_Task statement_. Gather each line containing the string "fees" from these entries.

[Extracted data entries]
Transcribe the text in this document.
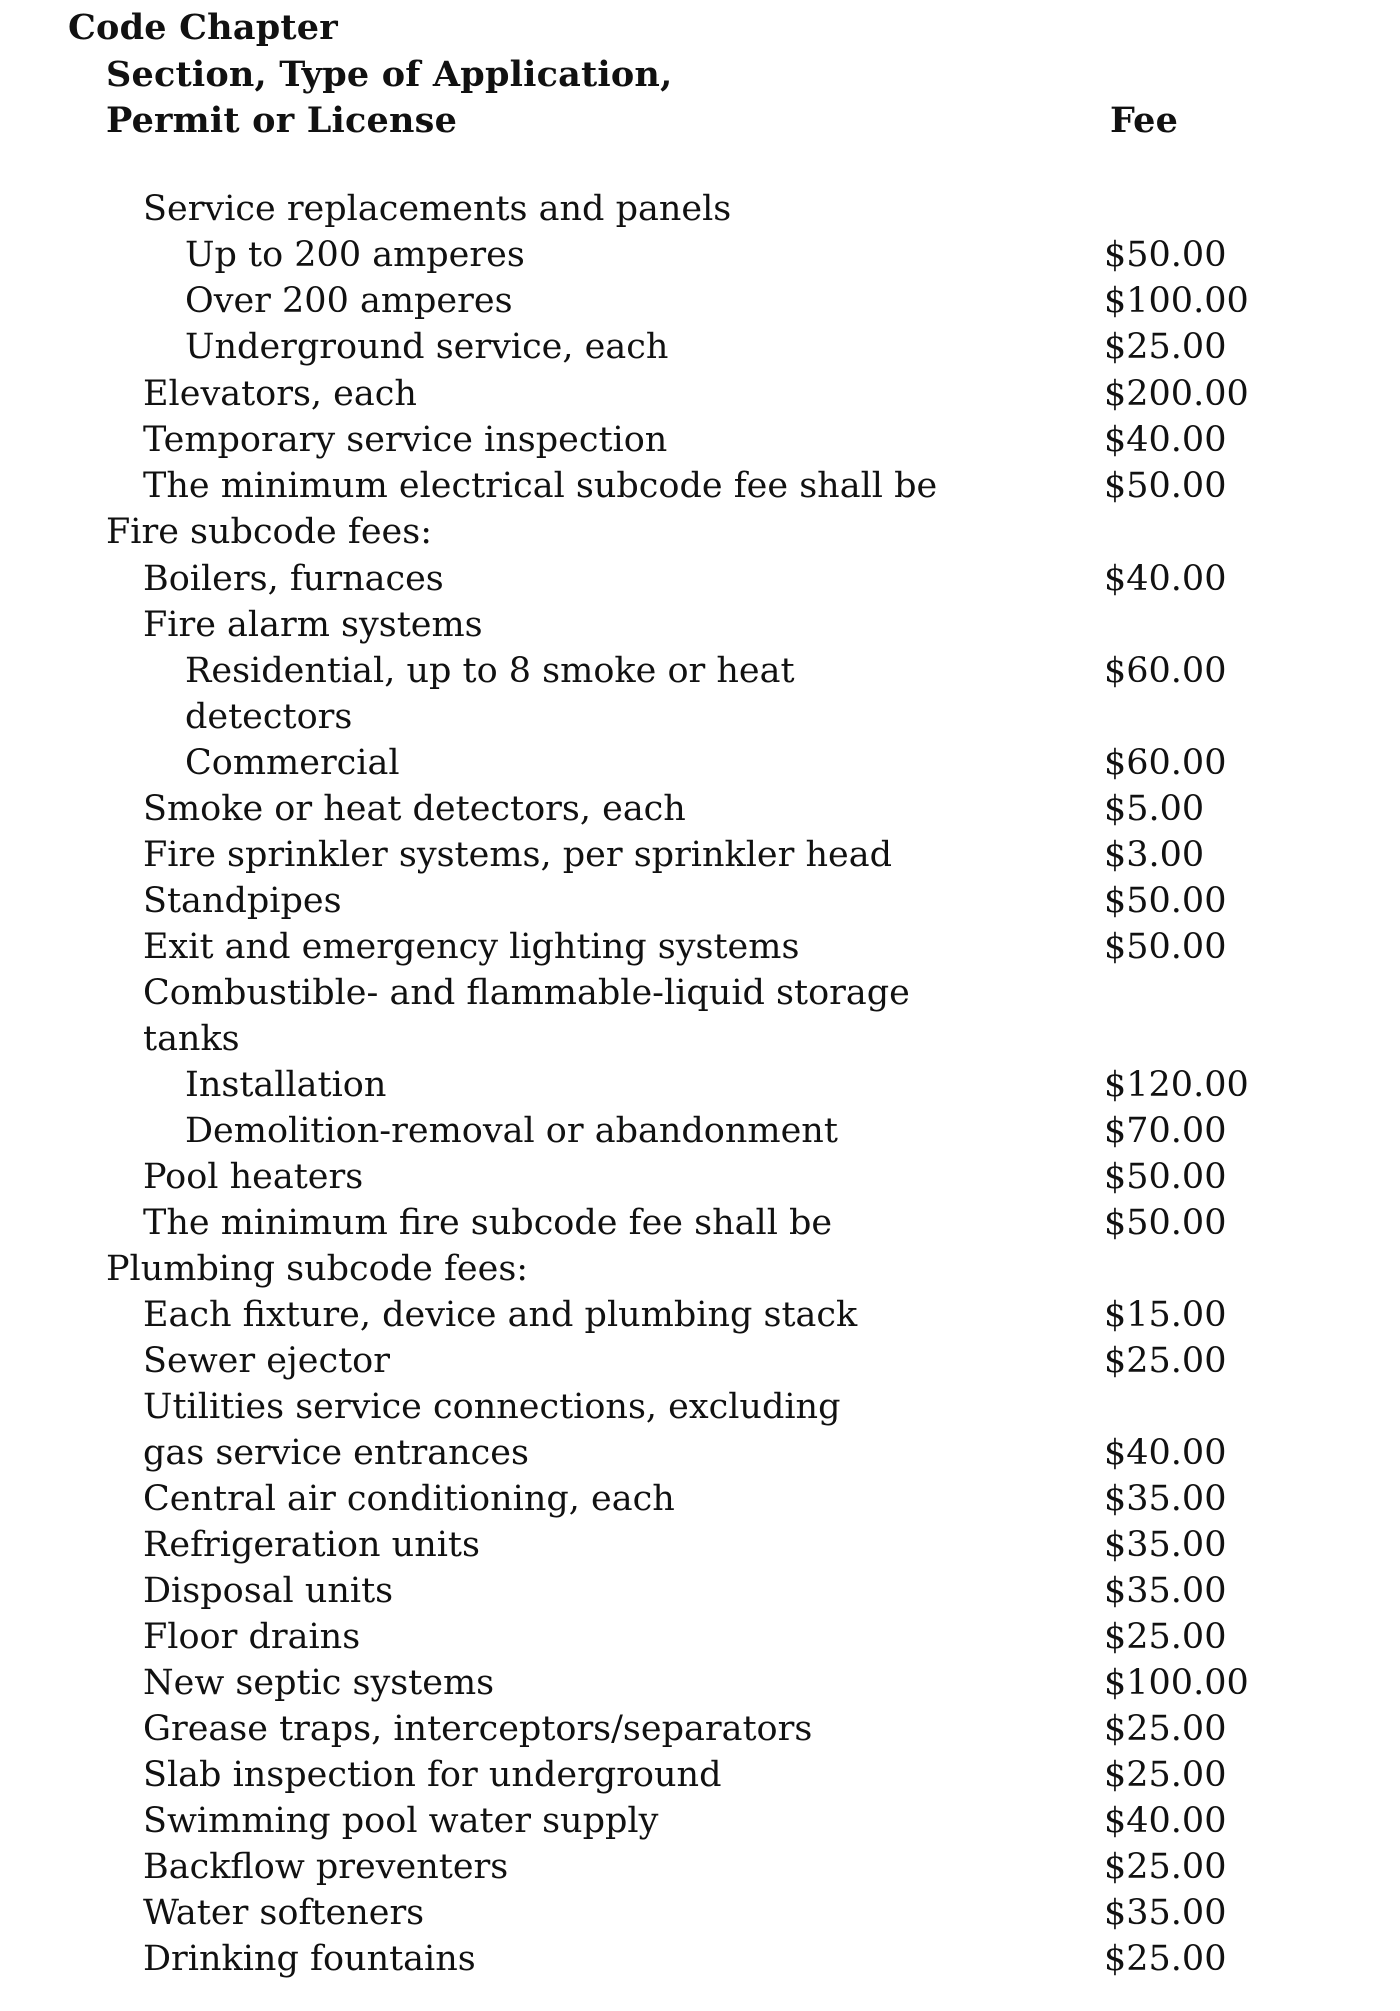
Code Chapter
Section, Type of Application,
Permit or License	Fee
Service replacements and panels
Up to 200 amperes	$50.00
Over 200 amperes	$100.00
Underground service, each	$25.00
Elevators, each	$200.00
Temporary service inspection	$40.00
The minimum electrical subcode fee shall be	$50.00
Fire subcode fees:
Boilers, furnaces	$40.00
Fire alarm systems
Residential, up to 8 smoke or heat	$60.00
detectors
Commercial	$60.00
Smoke or heat detectors, each	$5.00
Fire sprinkler systems, per sprinkler head	$3.00
Standpipes	$50.00
Exit and emergency lighting systems	$50.00
Combustible- and flammable-liquid storage
tanks
Installation	$120.00
Demolition-removal or abandonment	$70.00
Pool heaters	$50.00
The minimum fire subcode fee shall be	$50.00
Plumbing subcode fees:
Each fixture, device and plumbing stack	$15.00
Sewer ejector	$25.00
Utilities service connections, excluding
gas service entrances	$40.00
Central air conditioning, each	$35.00
Refrigeration units	$35.00
Disposal units	$35.00
Floor drains	$25.00
New septic systems	$100.00
Grease traps, interceptors/separators	$25.00
Slab inspection for underground	$25.00
Swimming pool water supply	$40.00
Backflow preventers	$25.00
Water softeners	$35.00
Drinking fountains	$25.00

_Written solution_.
Fire subcode fees:
Plumbing subcode fees:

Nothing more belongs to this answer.